**THE REQUEST**. In the data below, find each line containing the string "triangle" and return it.

**RECORDS FOR THE EXERCISE**.
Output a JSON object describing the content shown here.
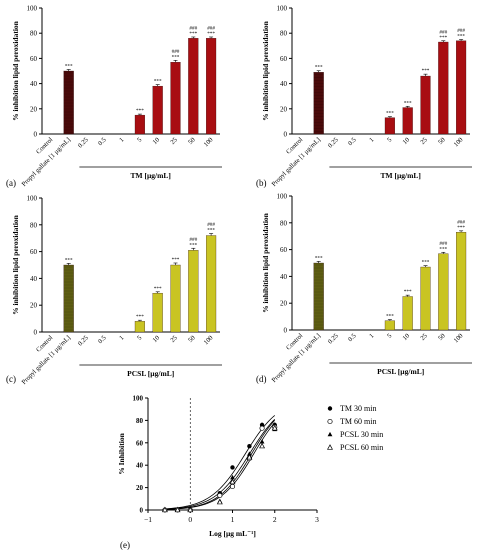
{
  "chart_data": [
    {
      "panel_label": "(a)",
      "type": "bar",
      "ylabel": "% inhibition lipid peroxidation",
      "xlabel": "TM [µg/mL]",
      "ylim": [
        0,
        100
      ],
      "yticks": [
        0,
        20,
        40,
        60,
        80,
        100
      ],
      "categories": [
        "Control",
        "Propyl gallate [1 µg/mL]",
        "0.25",
        "0.5",
        "1",
        "5",
        "10",
        "25",
        "50",
        "100"
      ],
      "values": [
        0,
        50,
        0,
        0,
        0,
        15,
        38,
        57,
        76,
        76
      ],
      "errors": [
        0,
        1.2,
        0,
        0,
        0,
        0.8,
        1.2,
        1.5,
        1,
        1
      ],
      "annotations": [
        "",
        "***",
        "",
        "",
        "",
        "***",
        "***",
        "###\n***",
        "###\n***",
        "###\n***"
      ],
      "colors": {
        "reference": "#4a0a0a",
        "bars": "#a80e12"
      }
    },
    {
      "panel_label": "(b)",
      "type": "bar",
      "ylabel": "% inhibition lipid peroxidation",
      "xlabel": "TM [µg/mL]",
      "ylim": [
        0,
        100
      ],
      "yticks": [
        0,
        20,
        40,
        60,
        80,
        100
      ],
      "categories": [
        "Control",
        "Propyl gallate [1 µg/mL]",
        "0.25",
        "0.5",
        "1",
        "5",
        "10",
        "25",
        "50",
        "100"
      ],
      "values": [
        0,
        49,
        0,
        0,
        0,
        13,
        21,
        46,
        73,
        74
      ],
      "errors": [
        0,
        1.2,
        0,
        0,
        0,
        0.8,
        1,
        1.5,
        1,
        1
      ],
      "annotations": [
        "",
        "***",
        "",
        "",
        "",
        "***",
        "***",
        "***",
        "###\n***",
        "###\n***"
      ],
      "colors": {
        "reference": "#4a0a0a",
        "bars": "#a80e12"
      }
    },
    {
      "panel_label": "(c)",
      "type": "bar",
      "ylabel": "% inhibition lipid peroxidation",
      "xlabel": "PCSL [µg/mL]",
      "ylim": [
        0,
        100
      ],
      "yticks": [
        0,
        20,
        40,
        60,
        80,
        100
      ],
      "categories": [
        "Control",
        "Propyl gallate [1 µg/mL]",
        "0.25",
        "0.5",
        "1",
        "5",
        "10",
        "25",
        "50",
        "100"
      ],
      "values": [
        0,
        50,
        0,
        0,
        0,
        8,
        29,
        50,
        61,
        72
      ],
      "errors": [
        0,
        1.2,
        0,
        0,
        0,
        0.8,
        1,
        1.5,
        1.5,
        1.5
      ],
      "annotations": [
        "",
        "***",
        "",
        "",
        "",
        "***",
        "***",
        "***",
        "###\n***",
        "###\n***"
      ],
      "colors": {
        "reference": "#5e5d12",
        "bars": "#c9c422"
      }
    },
    {
      "panel_label": "(d)",
      "type": "bar",
      "ylabel": "% inhibition lipid peroxidation",
      "xlabel": "PCSL [µg/mL]",
      "ylim": [
        0,
        100
      ],
      "yticks": [
        0,
        20,
        40,
        60,
        80,
        100
      ],
      "categories": [
        "Control",
        "Propyl gallate [1 µg/mL]",
        "0.25",
        "0.5",
        "1",
        "5",
        "10",
        "25",
        "50",
        "100"
      ],
      "values": [
        0,
        50,
        0,
        0,
        0,
        7,
        25,
        47,
        57,
        73
      ],
      "errors": [
        0,
        1.2,
        0,
        0,
        0,
        0.8,
        1,
        1,
        1,
        1
      ],
      "annotations": [
        "",
        "***",
        "",
        "",
        "",
        "***",
        "***",
        "***",
        "###\n***",
        "###\n***"
      ],
      "colors": {
        "reference": "#5e5d12",
        "bars": "#c9c422"
      }
    },
    {
      "panel_label": "(e)",
      "type": "scatter",
      "ylabel": "% Inhibition",
      "xlabel": "Log [µg mL⁻¹]",
      "xlim": [
        -1,
        3
      ],
      "ylim": [
        0,
        100
      ],
      "xticks": [
        -1,
        0,
        1,
        2,
        3
      ],
      "yticks": [
        0,
        20,
        40,
        60,
        80,
        100
      ],
      "legend_position": "top-right",
      "series": [
        {
          "name": "TM  30 min",
          "marker": "filled-circle",
          "x": [
            -0.6,
            -0.3,
            0,
            0.7,
            1,
            1.4,
            1.7,
            2
          ],
          "y": [
            0,
            0,
            0,
            15,
            38,
            57,
            76,
            76
          ]
        },
        {
          "name": "TM  60 min",
          "marker": "open-circle",
          "x": [
            -0.6,
            -0.3,
            0,
            0.7,
            1,
            1.4,
            1.7,
            2
          ],
          "y": [
            0,
            0,
            0,
            13,
            21,
            46,
            73,
            74
          ]
        },
        {
          "name": "PCSL 30 min",
          "marker": "filled-triangle",
          "x": [
            -0.6,
            -0.3,
            0,
            0.7,
            1,
            1.4,
            1.7,
            2
          ],
          "y": [
            0,
            0,
            0,
            8,
            29,
            50,
            61,
            72
          ]
        },
        {
          "name": "PCSL 60 min",
          "marker": "open-triangle",
          "x": [
            -0.6,
            -0.3,
            0,
            0.7,
            1,
            1.4,
            1.7,
            2
          ],
          "y": [
            0,
            0,
            0,
            7,
            25,
            47,
            57,
            73
          ]
        }
      ],
      "fits": [
        {
          "ec50_log": 1.3,
          "hill": 1.05,
          "top": 100
        },
        {
          "ec50_log": 1.4,
          "hill": 1.05,
          "top": 100
        },
        {
          "ec50_log": 1.45,
          "hill": 1.1,
          "top": 100
        },
        {
          "ec50_log": 1.5,
          "hill": 1.1,
          "top": 100
        }
      ]
    }
  ]
}
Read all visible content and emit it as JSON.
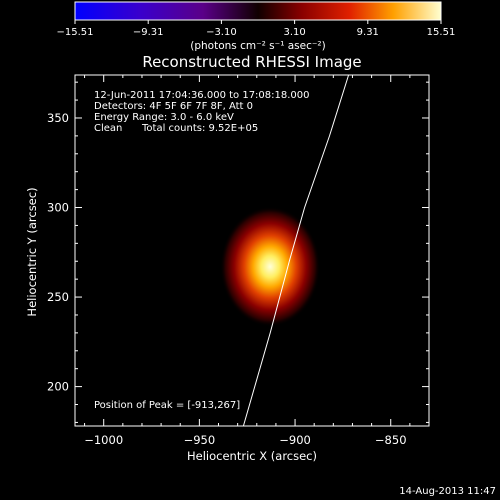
{
  "colorbar": {
    "ticks": [
      "−15.51",
      "−9.31",
      "−3.10",
      "3.10",
      "9.31",
      "15.51"
    ],
    "units": "(photons cm⁻² s⁻¹ asec⁻²)"
  },
  "image": {
    "title": "Reconstructed RHESSI Image",
    "time_range": "12-Jun-2011 17:04:36.000 to 17:08:18.000",
    "detectors": "Detectors: 4F 5F 6F 7F 8F, Att 0",
    "energy_range": "Energy Range: 3.0 - 6.0 keV",
    "clean_label": "Clean",
    "total_counts": "Total counts: 9.52E+05",
    "peak_position": "Position of Peak = [-913,267]",
    "timestamp": "14-Aug-2013 11:47"
  },
  "chart_data": {
    "type": "heatmap",
    "title": "Reconstructed RHESSI Image",
    "xlabel": "Heliocentric X (arcsec)",
    "ylabel": "Heliocentric Y (arcsec)",
    "xlim": [
      -1015,
      -830
    ],
    "ylim": [
      178,
      374
    ],
    "x_ticks": [
      -1000,
      -950,
      -900,
      -850
    ],
    "y_ticks": [
      200,
      250,
      300,
      350
    ],
    "x_tick_labels": [
      "−1000",
      "−950",
      "−900",
      "−850"
    ],
    "y_tick_labels": [
      "200",
      "250",
      "300",
      "350"
    ],
    "colorscale_range": [
      -15.51,
      15.51
    ],
    "peak": {
      "x": -913,
      "y": 267
    },
    "limb_curve": [
      [
        -927,
        178
      ],
      [
        -913,
        230
      ],
      [
        -903,
        270
      ],
      [
        -895,
        300
      ],
      [
        -882,
        340
      ],
      [
        -872,
        374
      ]
    ]
  }
}
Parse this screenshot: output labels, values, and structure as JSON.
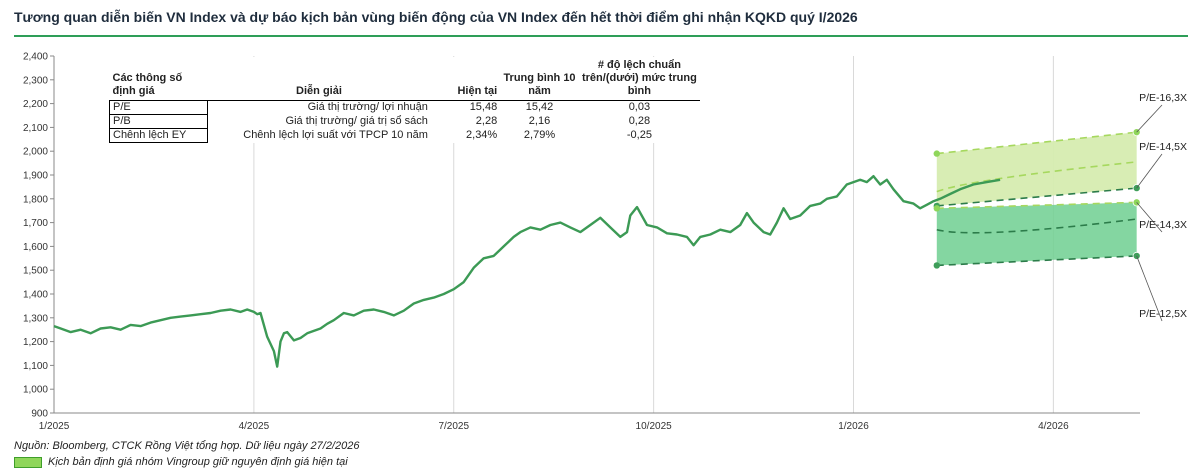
{
  "title": "Tương quan diễn biến VN Index và dự báo kịch bản vùng biến động của VN Index đến hết thời điểm ghi nhận KQKD quý I/2026",
  "source": "Nguồn: Bloomberg, CTCK Rồng Việt tổng hợp. Dữ liệu ngày 27/2/2026",
  "legend": {
    "label": "Kịch bản định giá nhóm Vingroup giữ nguyên định giá hiện tại",
    "color": "#8fd65a"
  },
  "table": {
    "headers": [
      "Các thông số định giá",
      "Diễn giải",
      "Hiện tại",
      "Trung bình 10 năm",
      "# độ lệch chuẩn trên/(dưới) mức trung bình"
    ],
    "rows": [
      [
        "P/E",
        "Giá thị trường/ lợi nhuận",
        "15,48",
        "15,42",
        "0,03"
      ],
      [
        "P/B",
        "Giá thị trường/ giá trị sổ sách",
        "2,28",
        "2,16",
        "0,28"
      ],
      [
        "Chênh lệch EY",
        "Chênh lệch lợi suất với TPCP 10 năm",
        "2,34%",
        "2,79%",
        "-0,25"
      ]
    ]
  },
  "chart_data": {
    "type": "line",
    "ylim": [
      900,
      2400
    ],
    "yticks": [
      "2,400",
      "2,300",
      "2,200",
      "2,100",
      "2,000",
      "1,900",
      "1,800",
      "1,700",
      "1,600",
      "1,500",
      "1,400",
      "1,300",
      "1,200",
      "1,100",
      "1,000",
      "900"
    ],
    "xticks": [
      "1/2025",
      "4/2025",
      "7/2025",
      "10/2025",
      "1/2026",
      "4/2026"
    ],
    "xlim_months": [
      0,
      16.3
    ],
    "grid": "vertical",
    "line_color": "#3c9a55",
    "series": [
      {
        "x": [
          0,
          0.1,
          0.25,
          0.4,
          0.55,
          0.7,
          0.85,
          1.0,
          1.15,
          1.3,
          1.45,
          1.6,
          1.75,
          1.9,
          2.05,
          2.2,
          2.35,
          2.5,
          2.65,
          2.8,
          2.9,
          3.0,
          3.05,
          3.1,
          3.2,
          3.3,
          3.35,
          3.4,
          3.45,
          3.5,
          3.6,
          3.7,
          3.8,
          3.9,
          4.0,
          4.1,
          4.2,
          4.35,
          4.5,
          4.65,
          4.8,
          4.95,
          5.1,
          5.25,
          5.4,
          5.55,
          5.7,
          5.85,
          6.0,
          6.15,
          6.3,
          6.45,
          6.6,
          6.75,
          6.9,
          7.0,
          7.15,
          7.3,
          7.45,
          7.6,
          7.75,
          7.9,
          8.05,
          8.2,
          8.35,
          8.5,
          8.6,
          8.65,
          8.75,
          8.9,
          9.05,
          9.2,
          9.35,
          9.5,
          9.6,
          9.7,
          9.85,
          10.0,
          10.15,
          10.3,
          10.4,
          10.5,
          10.65,
          10.75,
          10.85,
          10.95,
          11.05,
          11.2,
          11.35,
          11.5,
          11.6,
          11.75,
          11.9,
          12.0,
          12.1,
          12.2,
          12.3,
          12.4,
          12.5,
          12.6,
          12.75,
          12.9,
          13.0,
          13.1,
          13.2,
          13.3,
          13.45,
          13.6,
          13.8,
          14.0,
          14.2
        ],
        "y": [
          1265,
          1255,
          1240,
          1250,
          1235,
          1255,
          1260,
          1250,
          1270,
          1265,
          1280,
          1290,
          1300,
          1305,
          1310,
          1315,
          1320,
          1330,
          1335,
          1325,
          1335,
          1325,
          1315,
          1320,
          1220,
          1160,
          1095,
          1200,
          1235,
          1240,
          1205,
          1215,
          1235,
          1245,
          1255,
          1275,
          1290,
          1320,
          1310,
          1330,
          1335,
          1325,
          1310,
          1330,
          1360,
          1375,
          1385,
          1400,
          1420,
          1450,
          1510,
          1550,
          1560,
          1600,
          1640,
          1660,
          1680,
          1670,
          1690,
          1700,
          1680,
          1660,
          1690,
          1720,
          1680,
          1640,
          1660,
          1730,
          1765,
          1690,
          1680,
          1655,
          1650,
          1640,
          1605,
          1640,
          1650,
          1670,
          1660,
          1690,
          1740,
          1700,
          1660,
          1650,
          1700,
          1760,
          1715,
          1730,
          1770,
          1780,
          1800,
          1810,
          1860,
          1870,
          1880,
          1870,
          1895,
          1860,
          1880,
          1840,
          1790,
          1780,
          1760,
          1775,
          1790,
          1800,
          1820,
          1840,
          1860,
          1870,
          1880
        ]
      }
    ],
    "scenarios": [
      {
        "label": "P/E-16,3X",
        "start": 1990,
        "end": 2080
      },
      {
        "label": "P/E-14,5X",
        "start": 1770,
        "end": 1845
      },
      {
        "label": "P/E-14,3X",
        "start": 1760,
        "end": 1785
      },
      {
        "label": "P/E-12,5X",
        "start": 1520,
        "end": 1560
      }
    ],
    "scenario_x": [
      13.25,
      16.25
    ],
    "band_colors": [
      "#d6ecb0",
      "#6fcf90"
    ]
  }
}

**WRITTEN SOLUTION**.
          "marker": "filled-triangle",
          "marker": "open-triangle",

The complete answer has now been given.